_Problem description_: Write out each line that follows exactly as it stands, without the pictures.

[start Records for this task]

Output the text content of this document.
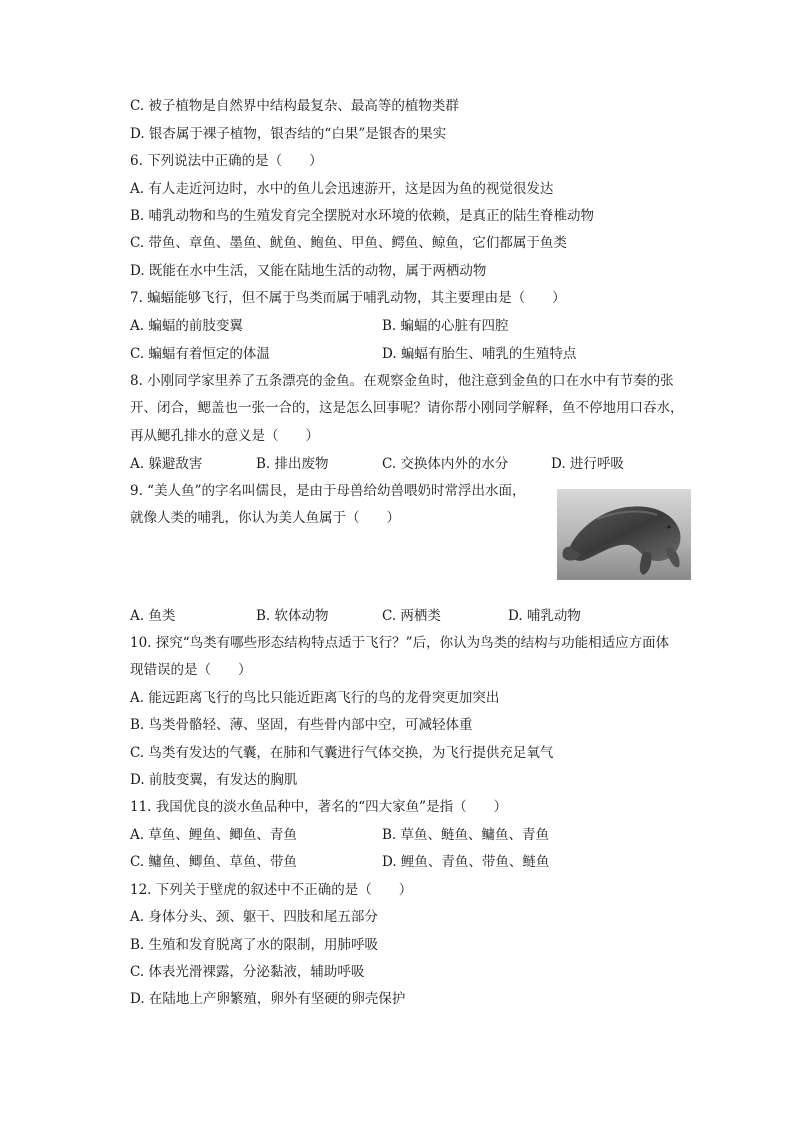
C. 被子植物是自然界中结构最复杂、最高等的植物类群
D. 银杏属于裸子植物，银杏结的“白果”是银杏的果实
6. 下列说法中正确的是（　　）
A. 有人走近河边时，水中的鱼儿会迅速游开，这是因为鱼的视觉很发达
B. 哺乳动物和鸟的生殖发育完全摆脱对水环境的依赖，是真正的陆生脊椎动物
C. 带鱼、章鱼、墨鱼、鱿鱼、鲍鱼、甲鱼、鳄鱼、鲸鱼，它们都属于鱼类
D. 既能在水中生活，又能在陆地生活的动物，属于两栖动物
7. 蝙蝠能够飞行，但不属于鸟类而属于哺乳动物，其主要理由是（　　）
A. 蝙蝠的前肢变翼	B. 蝙蝠的心脏有四腔
C. 蝙蝠有着恒定的体温	D. 蝙蝠有胎生、哺乳的生殖特点
8. 小刚同学家里养了五条漂亮的金鱼。在观察金鱼时，他注意到金鱼的口在水中有节奏的张
开、闭合，鳃盖也一张一合的，这是怎么回事呢？请你帮小刚同学解释，鱼不停地用口吞水，
再从鳃孔排水的意义是（　　）
A. 躲避敌害	B. 排出废物	C. 交换体内外的水分	D. 进行呼吸
9. “美人鱼”的字名叫儒艮，是由于母兽给幼兽喂奶时常浮出水面，
就像人类的哺乳，你认为美人鱼属于（　　）
A. 鱼类	B. 软体动物	C. 两栖类	D. 哺乳动物
10. 探究“鸟类有哪些形态结构特点适于飞行？”后，你认为鸟类的结构与功能相适应方面体
现错误的是（　　）
A. 能远距离飞行的鸟比只能近距离飞行的鸟的龙骨突更加突出
B. 鸟类骨骼轻、薄、坚固，有些骨内部中空，可减轻体重
C. 鸟类有发达的气囊，在肺和气囊进行气体交换，为飞行提供充足氧气
D. 前肢变翼，有发达的胸肌
11. 我国优良的淡水鱼品种中，著名的“四大家鱼”是指（　　）
A. 草鱼、鲤鱼、鲫鱼、青鱼	B. 草鱼、鲢鱼、鳙鱼、青鱼
C. 鳙鱼、鲫鱼、草鱼、带鱼	D. 鲤鱼、青鱼、带鱼、鲢鱼
12. 下列关于壁虎的叙述中不正确的是（　　）
A. 身体分头、颈、躯干、四肢和尾五部分
B. 生殖和发育脱离了水的限制，用肺呼吸
C. 体表光滑裸露，分泌黏液，辅助呼吸
D. 在陆地上产卵繁殖，卵外有坚硬的卵壳保护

[end Records for this task]

_Answer to the problem_:
Output the text content of this document.
C. 被子植物是自然界中结构最复杂、最高等的植物类群
D. 银杏属于裸子植物，银杏结的“白果”是银杏的果实
6. 下列说法中正确的是（　　）
A. 有人走近河边时，水中的鱼儿会迅速游开，这是因为鱼的视觉很发达
B. 哺乳动物和鸟的生殖发育完全摆脱对水环境的依赖，是真正的陆生脊椎动物
C. 带鱼、章鱼、墨鱼、鱿鱼、鲍鱼、甲鱼、鳄鱼、鲸鱼，它们都属于鱼类
D. 既能在水中生活，又能在陆地生活的动物，属于两栖动物
7. 蝙蝠能够飞行，但不属于鸟类而属于哺乳动物，其主要理由是（　　）
A. 蝙蝠的前肢变翼	B. 蝙蝠的心脏有四腔
C. 蝙蝠有着恒定的体温	D. 蝙蝠有胎生、哺乳的生殖特点
8. 小刚同学家里养了五条漂亮的金鱼。在观察金鱼时，他注意到金鱼的口在水中有节奏的张
开、闭合，鳃盖也一张一合的，这是怎么回事呢？请你帮小刚同学解释，鱼不停地用口吞水，
再从鳃孔排水的意义是（　　）
A. 躲避敌害	B. 排出废物	C. 交换体内外的水分	D. 进行呼吸
9. “美人鱼”的字名叫儒艮，是由于母兽给幼兽喂奶时常浮出水面，
就像人类的哺乳，你认为美人鱼属于（　　）
A. 鱼类	B. 软体动物	C. 两栖类	D. 哺乳动物
10. 探究“鸟类有哪些形态结构特点适于飞行？”后，你认为鸟类的结构与功能相适应方面体
现错误的是（　　）
A. 能远距离飞行的鸟比只能近距离飞行的鸟的龙骨突更加突出
B. 鸟类骨骼轻、薄、坚固，有些骨内部中空，可减轻体重
C. 鸟类有发达的气囊，在肺和气囊进行气体交换，为飞行提供充足氧气
D. 前肢变翼，有发达的胸肌
11. 我国优良的淡水鱼品种中，著名的“四大家鱼”是指（　　）
A. 草鱼、鲤鱼、鲫鱼、青鱼	B. 草鱼、鲢鱼、鳙鱼、青鱼
C. 鳙鱼、鲫鱼、草鱼、带鱼	D. 鲤鱼、青鱼、带鱼、鲢鱼
12. 下列关于壁虎的叙述中不正确的是（　　）
A. 身体分头、颈、躯干、四肢和尾五部分
B. 生殖和发育脱离了水的限制，用肺呼吸
C. 体表光滑裸露，分泌黏液，辅助呼吸
D. 在陆地上产卵繁殖，卵外有坚硬的卵壳保护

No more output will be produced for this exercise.